PROBLEM TO SOLVE:
Scan the following material for the string "卫生招聘考试之卫生招聘" and copy each line in which it appears.

Stored entries
>> Start

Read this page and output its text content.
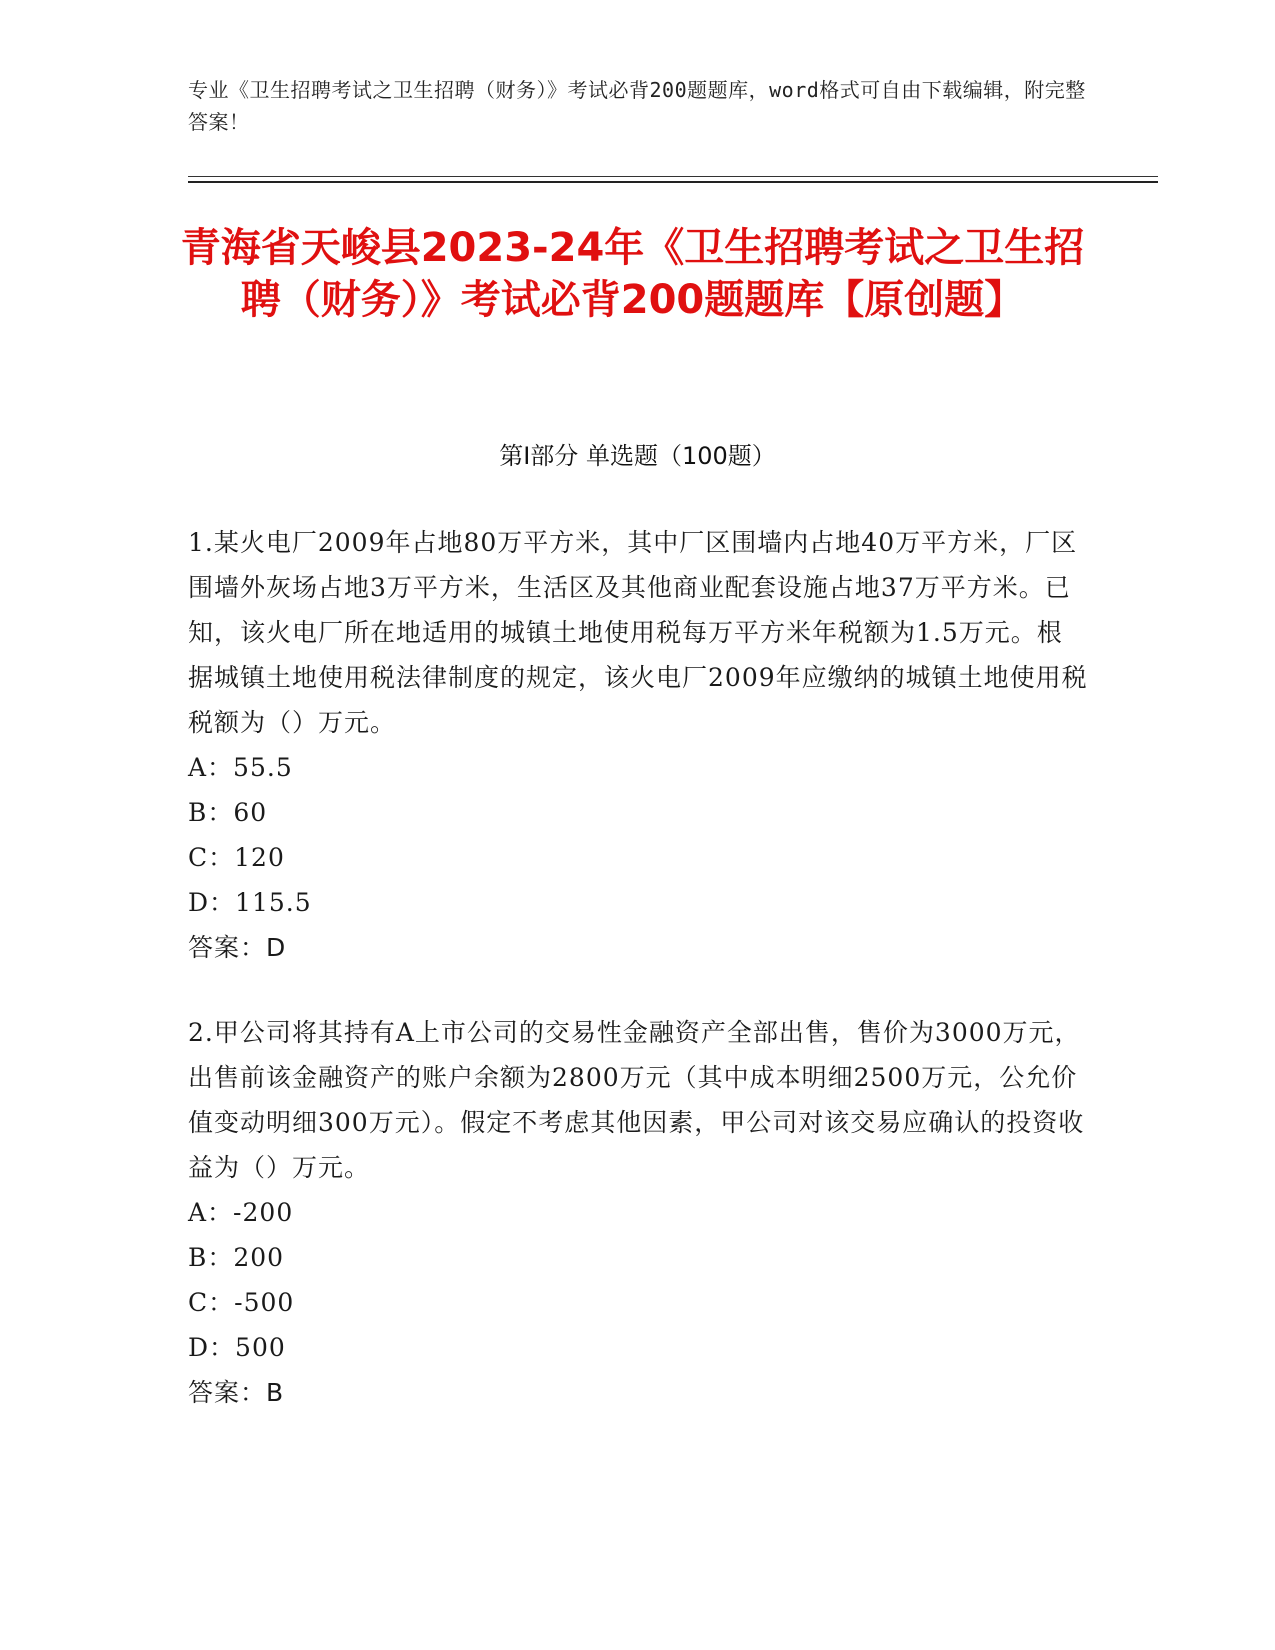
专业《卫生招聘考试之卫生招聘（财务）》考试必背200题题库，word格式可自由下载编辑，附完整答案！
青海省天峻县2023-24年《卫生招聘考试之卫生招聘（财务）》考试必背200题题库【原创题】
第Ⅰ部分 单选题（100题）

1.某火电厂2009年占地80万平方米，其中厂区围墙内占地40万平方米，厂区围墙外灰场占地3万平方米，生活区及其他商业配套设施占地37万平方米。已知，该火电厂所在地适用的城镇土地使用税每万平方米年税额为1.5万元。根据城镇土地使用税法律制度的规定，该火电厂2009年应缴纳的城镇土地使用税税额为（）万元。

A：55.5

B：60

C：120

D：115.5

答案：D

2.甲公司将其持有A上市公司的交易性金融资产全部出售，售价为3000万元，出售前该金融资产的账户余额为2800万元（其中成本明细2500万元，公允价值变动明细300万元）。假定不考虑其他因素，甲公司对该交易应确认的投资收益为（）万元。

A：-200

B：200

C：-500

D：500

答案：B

>> End

FINISHED TASK:
专业《卫生招聘考试之卫生招聘（财务）》考试必背200题题库，word格式可自由下载编辑，附完整答案！
青海省天峻县2023-24年《卫生招聘考试之卫生招聘（财务）》考试必背200题题库【原创题】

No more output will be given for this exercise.